▶ [Source material]

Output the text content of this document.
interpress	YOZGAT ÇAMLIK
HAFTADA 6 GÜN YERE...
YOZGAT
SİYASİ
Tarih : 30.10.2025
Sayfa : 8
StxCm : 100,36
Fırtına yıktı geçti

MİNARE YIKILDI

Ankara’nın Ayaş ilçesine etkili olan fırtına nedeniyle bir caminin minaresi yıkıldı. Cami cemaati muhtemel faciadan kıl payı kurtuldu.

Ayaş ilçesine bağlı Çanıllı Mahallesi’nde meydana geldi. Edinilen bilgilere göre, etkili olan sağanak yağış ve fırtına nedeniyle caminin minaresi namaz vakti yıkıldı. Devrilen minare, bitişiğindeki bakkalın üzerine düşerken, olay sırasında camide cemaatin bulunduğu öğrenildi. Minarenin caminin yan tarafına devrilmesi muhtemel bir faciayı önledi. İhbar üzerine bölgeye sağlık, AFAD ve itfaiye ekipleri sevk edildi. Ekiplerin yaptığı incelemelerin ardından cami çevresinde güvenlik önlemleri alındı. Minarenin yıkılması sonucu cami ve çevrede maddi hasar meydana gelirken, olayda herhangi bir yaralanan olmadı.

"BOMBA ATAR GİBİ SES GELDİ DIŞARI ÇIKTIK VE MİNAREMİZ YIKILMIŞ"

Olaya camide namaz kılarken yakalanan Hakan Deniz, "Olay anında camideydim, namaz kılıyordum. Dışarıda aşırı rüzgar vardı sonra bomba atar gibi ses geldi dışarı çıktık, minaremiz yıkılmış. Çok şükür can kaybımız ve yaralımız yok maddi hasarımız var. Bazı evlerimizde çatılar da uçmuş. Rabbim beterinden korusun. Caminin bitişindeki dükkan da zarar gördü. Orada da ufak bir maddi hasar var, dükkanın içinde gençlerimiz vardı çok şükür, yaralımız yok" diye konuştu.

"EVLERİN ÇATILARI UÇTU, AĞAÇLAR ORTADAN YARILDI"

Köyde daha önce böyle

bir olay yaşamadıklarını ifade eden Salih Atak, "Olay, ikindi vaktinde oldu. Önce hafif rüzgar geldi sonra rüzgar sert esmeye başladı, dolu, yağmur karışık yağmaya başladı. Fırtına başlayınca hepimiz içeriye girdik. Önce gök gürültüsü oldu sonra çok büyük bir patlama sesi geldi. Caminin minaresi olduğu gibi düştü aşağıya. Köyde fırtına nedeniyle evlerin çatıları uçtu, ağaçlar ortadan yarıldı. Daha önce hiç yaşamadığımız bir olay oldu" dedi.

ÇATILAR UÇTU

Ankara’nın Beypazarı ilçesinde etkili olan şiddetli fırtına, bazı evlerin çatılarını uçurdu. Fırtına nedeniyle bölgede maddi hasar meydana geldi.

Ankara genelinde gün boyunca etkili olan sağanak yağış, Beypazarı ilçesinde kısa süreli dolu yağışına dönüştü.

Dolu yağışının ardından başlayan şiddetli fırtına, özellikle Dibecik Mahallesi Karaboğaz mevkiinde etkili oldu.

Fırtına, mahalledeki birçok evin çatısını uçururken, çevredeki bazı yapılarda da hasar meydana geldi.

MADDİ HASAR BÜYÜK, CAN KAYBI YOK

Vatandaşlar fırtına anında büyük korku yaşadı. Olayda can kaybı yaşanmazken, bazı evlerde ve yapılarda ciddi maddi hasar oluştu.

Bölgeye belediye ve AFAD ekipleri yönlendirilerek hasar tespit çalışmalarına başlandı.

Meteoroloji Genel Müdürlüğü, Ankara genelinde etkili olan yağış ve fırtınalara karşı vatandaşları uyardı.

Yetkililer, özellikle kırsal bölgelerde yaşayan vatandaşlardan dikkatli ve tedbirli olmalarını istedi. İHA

▶ [Set task] Print all of the data exactly as it was given.

▶ [Expected answer]
Output the text content of this document.
interpress	YOZGAT ÇAMLIK
HAFTADA 6 GÜN YERE...
YOZGAT
SİYASİ
Tarih : 30.10.2025
Sayfa : 8
StxCm : 100,36
Fırtına yıktı geçti

MİNARE YIKILDI

Ankara’nın Ayaş ilçesine etkili olan fırtına nedeniyle bir caminin minaresi yıkıldı. Cami cemaati muhtemel faciadan kıl payı kurtuldu.

Ayaş ilçesine bağlı Çanıllı Mahallesi’nde meydana geldi. Edinilen bilgilere göre, etkili olan sağanak yağış ve fırtına nedeniyle caminin minaresi namaz vakti yıkıldı. Devrilen minare, bitişiğindeki bakkalın üzerine düşerken, olay sırasında camide cemaatin bulunduğu öğrenildi. Minarenin caminin yan tarafına devrilmesi muhtemel bir faciayı önledi. İhbar üzerine bölgeye sağlık, AFAD ve itfaiye ekipleri sevk edildi. Ekiplerin yaptığı incelemelerin ardından cami çevresinde güvenlik önlemleri alındı. Minarenin yıkılması sonucu cami ve çevrede maddi hasar meydana gelirken, olayda herhangi bir yaralanan olmadı.

"BOMBA ATAR GİBİ SES GELDİ DIŞARI ÇIKTIK VE MİNAREMİZ YIKILMIŞ"

Olaya camide namaz kılarken yakalanan Hakan Deniz, "Olay anında camideydim, namaz kılıyordum. Dışarıda aşırı rüzgar vardı sonra bomba atar gibi ses geldi dışarı çıktık, minaremiz yıkılmış. Çok şükür can kaybımız ve yaralımız yok maddi hasarımız var. Bazı evlerimizde çatılar da uçmuş. Rabbim beterinden korusun. Caminin bitişindeki dükkan da zarar gördü. Orada da ufak bir maddi hasar var, dükkanın içinde gençlerimiz vardı çok şükür, yaralımız yok" diye konuştu.

"EVLERİN ÇATILARI UÇTU, AĞAÇLAR ORTADAN YARILDI"

Köyde daha önce böyle

bir olay yaşamadıklarını ifade eden Salih Atak, "Olay, ikindi vaktinde oldu. Önce hafif rüzgar geldi sonra rüzgar sert esmeye başladı, dolu, yağmur karışık yağmaya başladı. Fırtına başlayınca hepimiz içeriye girdik. Önce gök gürültüsü oldu sonra çok büyük bir patlama sesi geldi. Caminin minaresi olduğu gibi düştü aşağıya. Köyde fırtına nedeniyle evlerin çatıları uçtu, ağaçlar ortadan yarıldı. Daha önce hiç yaşamadığımız bir olay oldu" dedi.

ÇATILAR UÇTU

Ankara’nın Beypazarı ilçesinde etkili olan şiddetli fırtına, bazı evlerin çatılarını uçurdu. Fırtına nedeniyle bölgede maddi hasar meydana geldi.

Ankara genelinde gün boyunca etkili olan sağanak yağış, Beypazarı ilçesinde kısa süreli dolu yağışına dönüştü.

Dolu yağışının ardından başlayan şiddetli fırtına, özellikle Dibecik Mahallesi Karaboğaz mevkiinde etkili oldu.

Fırtına, mahalledeki birçok evin çatısını uçururken, çevredeki bazı yapılarda da hasar meydana geldi.

MADDİ HASAR BÜYÜK, CAN KAYBI YOK

Vatandaşlar fırtına anında büyük korku yaşadı. Olayda can kaybı yaşanmazken, bazı evlerde ve yapılarda ciddi maddi hasar oluştu.

Bölgeye belediye ve AFAD ekipleri yönlendirilerek hasar tespit çalışmalarına başlandı.

Meteoroloji Genel Müdürlüğü, Ankara genelinde etkili olan yağış ve fırtınalara karşı vatandaşları uyardı.

Yetkililer, özellikle kırsal bölgelerde yaşayan vatandaşlardan dikkatli ve tedbirli olmalarını istedi. İHA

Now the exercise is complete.